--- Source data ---
- - -

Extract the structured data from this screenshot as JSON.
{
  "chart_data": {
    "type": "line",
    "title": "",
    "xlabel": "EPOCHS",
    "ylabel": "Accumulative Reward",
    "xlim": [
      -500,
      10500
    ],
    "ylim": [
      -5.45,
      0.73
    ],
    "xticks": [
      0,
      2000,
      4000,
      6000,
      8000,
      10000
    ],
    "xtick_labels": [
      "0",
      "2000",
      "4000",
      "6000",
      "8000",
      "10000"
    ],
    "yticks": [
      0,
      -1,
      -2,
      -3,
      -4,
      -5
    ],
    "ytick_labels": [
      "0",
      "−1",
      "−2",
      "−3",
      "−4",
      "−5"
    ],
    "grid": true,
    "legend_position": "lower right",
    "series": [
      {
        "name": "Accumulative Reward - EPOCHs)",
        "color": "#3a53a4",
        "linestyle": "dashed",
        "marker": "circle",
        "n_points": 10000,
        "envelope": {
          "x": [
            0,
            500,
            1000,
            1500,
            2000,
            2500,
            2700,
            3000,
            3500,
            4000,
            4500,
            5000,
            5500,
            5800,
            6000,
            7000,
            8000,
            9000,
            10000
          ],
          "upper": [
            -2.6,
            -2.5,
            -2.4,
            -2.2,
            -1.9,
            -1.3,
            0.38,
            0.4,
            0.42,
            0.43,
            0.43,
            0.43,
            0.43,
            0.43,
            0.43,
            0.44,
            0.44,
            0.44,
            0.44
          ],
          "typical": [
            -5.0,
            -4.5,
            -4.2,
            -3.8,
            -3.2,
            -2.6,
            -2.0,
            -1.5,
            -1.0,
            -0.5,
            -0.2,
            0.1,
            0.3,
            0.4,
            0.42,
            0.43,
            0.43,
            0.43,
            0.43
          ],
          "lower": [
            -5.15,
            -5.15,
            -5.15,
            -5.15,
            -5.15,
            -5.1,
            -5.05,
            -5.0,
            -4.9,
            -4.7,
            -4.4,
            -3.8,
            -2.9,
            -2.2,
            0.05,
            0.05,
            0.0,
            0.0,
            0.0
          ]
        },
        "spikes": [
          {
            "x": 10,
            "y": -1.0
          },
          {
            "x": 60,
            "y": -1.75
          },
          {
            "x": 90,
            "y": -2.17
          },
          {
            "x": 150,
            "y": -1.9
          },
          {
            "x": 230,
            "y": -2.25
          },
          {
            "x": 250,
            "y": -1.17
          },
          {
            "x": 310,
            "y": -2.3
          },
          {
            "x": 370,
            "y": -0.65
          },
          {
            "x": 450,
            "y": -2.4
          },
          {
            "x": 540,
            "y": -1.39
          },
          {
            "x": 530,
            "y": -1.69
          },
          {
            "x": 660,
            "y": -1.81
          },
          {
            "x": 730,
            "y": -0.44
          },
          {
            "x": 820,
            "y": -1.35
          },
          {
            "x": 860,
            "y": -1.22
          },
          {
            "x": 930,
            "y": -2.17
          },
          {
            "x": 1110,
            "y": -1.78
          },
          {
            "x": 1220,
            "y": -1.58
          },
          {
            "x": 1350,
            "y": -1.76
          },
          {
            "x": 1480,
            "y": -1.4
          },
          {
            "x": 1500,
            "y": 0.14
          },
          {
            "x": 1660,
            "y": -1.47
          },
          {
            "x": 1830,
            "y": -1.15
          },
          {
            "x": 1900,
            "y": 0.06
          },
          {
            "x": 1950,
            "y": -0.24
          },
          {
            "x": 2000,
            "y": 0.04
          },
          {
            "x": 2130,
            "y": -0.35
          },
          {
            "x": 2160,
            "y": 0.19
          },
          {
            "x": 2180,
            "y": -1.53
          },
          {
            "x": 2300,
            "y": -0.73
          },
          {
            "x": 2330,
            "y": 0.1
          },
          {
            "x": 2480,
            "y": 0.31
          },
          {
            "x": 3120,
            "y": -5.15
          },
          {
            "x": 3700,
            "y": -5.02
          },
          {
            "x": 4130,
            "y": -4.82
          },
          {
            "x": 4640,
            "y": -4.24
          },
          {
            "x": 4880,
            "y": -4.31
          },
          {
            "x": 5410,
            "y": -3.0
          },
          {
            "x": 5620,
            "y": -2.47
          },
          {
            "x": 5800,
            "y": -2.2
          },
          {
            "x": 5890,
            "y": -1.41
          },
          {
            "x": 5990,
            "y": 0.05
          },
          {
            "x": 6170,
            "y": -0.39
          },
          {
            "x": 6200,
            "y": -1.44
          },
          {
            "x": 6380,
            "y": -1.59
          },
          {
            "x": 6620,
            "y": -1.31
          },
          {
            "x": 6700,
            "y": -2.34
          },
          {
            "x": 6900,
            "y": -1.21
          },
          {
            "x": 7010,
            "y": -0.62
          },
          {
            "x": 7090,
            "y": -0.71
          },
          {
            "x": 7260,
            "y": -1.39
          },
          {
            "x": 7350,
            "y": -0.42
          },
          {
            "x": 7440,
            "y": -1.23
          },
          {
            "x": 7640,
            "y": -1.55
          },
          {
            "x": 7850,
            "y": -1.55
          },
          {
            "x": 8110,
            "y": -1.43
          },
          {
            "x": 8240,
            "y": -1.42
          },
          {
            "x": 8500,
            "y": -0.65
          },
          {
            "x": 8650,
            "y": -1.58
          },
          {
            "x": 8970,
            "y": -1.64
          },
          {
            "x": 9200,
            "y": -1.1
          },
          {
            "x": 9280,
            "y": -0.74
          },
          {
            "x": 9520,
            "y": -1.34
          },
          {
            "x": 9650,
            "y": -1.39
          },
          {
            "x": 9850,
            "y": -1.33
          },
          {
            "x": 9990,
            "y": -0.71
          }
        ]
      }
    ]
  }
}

- - -

--- What is asked ---
From the listing above, extract every line exactly as it stands.

--- Reply to the exercise ---
Extract the structured data from this screenshot as JSON.
{
  "chart_data": {
    "type": "line",
    "title": "",
    "xlabel": "EPOCHS",
    "ylabel": "Accumulative Reward",
    "xlim": [
      -500,
      10500
    ],
    "ylim": [
      -5.45,
      0.73
    ],
    "xticks": [
      0,
      2000,
      4000,
      6000,
      8000,
      10000
    ],
    "xtick_labels": [
      "0",
      "2000",
      "4000",
      "6000",
      "8000",
      "10000"
    ],
    "yticks": [
      0,
      -1,
      -2,
      -3,
      -4,
      -5
    ],
    "ytick_labels": [
      "0",
      "−1",
      "−2",
      "−3",
      "−4",
      "−5"
    ],
    "grid": true,
    "legend_position": "lower right",
    "series": [
      {
        "name": "Accumulative Reward - EPOCHs)",
        "color": "#3a53a4",
        "linestyle": "dashed",
        "marker": "circle",
        "n_points": 10000,
        "envelope": {
          "x": [
            0,
            500,
            1000,
            1500,
            2000,
            2500,
            2700,
            3000,
            3500,
            4000,
            4500,
            5000,
            5500,
            5800,
            6000,
            7000,
            8000,
            9000,
            10000
          ],
          "upper": [
            -2.6,
            -2.5,
            -2.4,
            -2.2,
            -1.9,
            -1.3,
            0.38,
            0.4,
            0.42,
            0.43,
            0.43,
            0.43,
            0.43,
            0.43,
            0.43,
            0.44,
            0.44,
            0.44,
            0.44
          ],
          "typical": [
            -5.0,
            -4.5,
            -4.2,
            -3.8,
            -3.2,
            -2.6,
            -2.0,
            -1.5,
            -1.0,
            -0.5,
            -0.2,
            0.1,
            0.3,
            0.4,
            0.42,
            0.43,
            0.43,
            0.43,
            0.43
          ],
          "lower": [
            -5.15,
            -5.15,
            -5.15,
            -5.15,
            -5.15,
            -5.1,
            -5.05,
            -5.0,
            -4.9,
            -4.7,
            -4.4,
            -3.8,
            -2.9,
            -2.2,
            0.05,
            0.05,
            0.0,
            0.0,
            0.0
          ]
        },
        "spikes": [
          {
            "x": 10,
            "y": -1.0
          },
          {
            "x": 60,
            "y": -1.75
          },
          {
            "x": 90,
            "y": -2.17
          },
          {
            "x": 150,
            "y": -1.9
          },
          {
            "x": 230,
            "y": -2.25
          },
          {
            "x": 250,
            "y": -1.17
          },
          {
            "x": 310,
            "y": -2.3
          },
          {
            "x": 370,
            "y": -0.65
          },
          {
            "x": 450,
            "y": -2.4
          },
          {
            "x": 540,
            "y": -1.39
          },
          {
            "x": 530,
            "y": -1.69
          },
          {
            "x": 660,
            "y": -1.81
          },
          {
            "x": 730,
            "y": -0.44
          },
          {
            "x": 820,
            "y": -1.35
          },
          {
            "x": 860,
            "y": -1.22
          },
          {
            "x": 930,
            "y": -2.17
          },
          {
            "x": 1110,
            "y": -1.78
          },
          {
            "x": 1220,
            "y": -1.58
          },
          {
            "x": 1350,
            "y": -1.76
          },
          {
            "x": 1480,
            "y": -1.4
          },
          {
            "x": 1500,
            "y": 0.14
          },
          {
            "x": 1660,
            "y": -1.47
          },
          {
            "x": 1830,
            "y": -1.15
          },
          {
            "x": 1900,
            "y": 0.06
          },
          {
            "x": 1950,
            "y": -0.24
          },
          {
            "x": 2000,
            "y": 0.04
          },
          {
            "x": 2130,
            "y": -0.35
          },
          {
            "x": 2160,
            "y": 0.19
          },
          {
            "x": 2180,
            "y": -1.53
          },
          {
            "x": 2300,
            "y": -0.73
          },
          {
            "x": 2330,
            "y": 0.1
          },
          {
            "x": 2480,
            "y": 0.31
          },
          {
            "x": 3120,
            "y": -5.15
          },
          {
            "x": 3700,
            "y": -5.02
          },
          {
            "x": 4130,
            "y": -4.82
          },
          {
            "x": 4640,
            "y": -4.24
          },
          {
            "x": 4880,
            "y": -4.31
          },
          {
            "x": 5410,
            "y": -3.0
          },
          {
            "x": 5620,
            "y": -2.47
          },
          {
            "x": 5800,
            "y": -2.2
          },
          {
            "x": 5890,
            "y": -1.41
          },
          {
            "x": 5990,
            "y": 0.05
          },
          {
            "x": 6170,
            "y": -0.39
          },
          {
            "x": 6200,
            "y": -1.44
          },
          {
            "x": 6380,
            "y": -1.59
          },
          {
            "x": 6620,
            "y": -1.31
          },
          {
            "x": 6700,
            "y": -2.34
          },
          {
            "x": 6900,
            "y": -1.21
          },
          {
            "x": 7010,
            "y": -0.62
          },
          {
            "x": 7090,
            "y": -0.71
          },
          {
            "x": 7260,
            "y": -1.39
          },
          {
            "x": 7350,
            "y": -0.42
          },
          {
            "x": 7440,
            "y": -1.23
          },
          {
            "x": 7640,
            "y": -1.55
          },
          {
            "x": 7850,
            "y": -1.55
          },
          {
            "x": 8110,
            "y": -1.43
          },
          {
            "x": 8240,
            "y": -1.42
          },
          {
            "x": 8500,
            "y": -0.65
          },
          {
            "x": 8650,
            "y": -1.58
          },
          {
            "x": 8970,
            "y": -1.64
          },
          {
            "x": 9200,
            "y": -1.1
          },
          {
            "x": 9280,
            "y": -0.74
          },
          {
            "x": 9520,
            "y": -1.34
          },
          {
            "x": 9650,
            "y": -1.39
          },
          {
            "x": 9850,
            "y": -1.33
          },
          {
            "x": 9990,
            "y": -0.71
          }
        ]
      }
    ]
  }
}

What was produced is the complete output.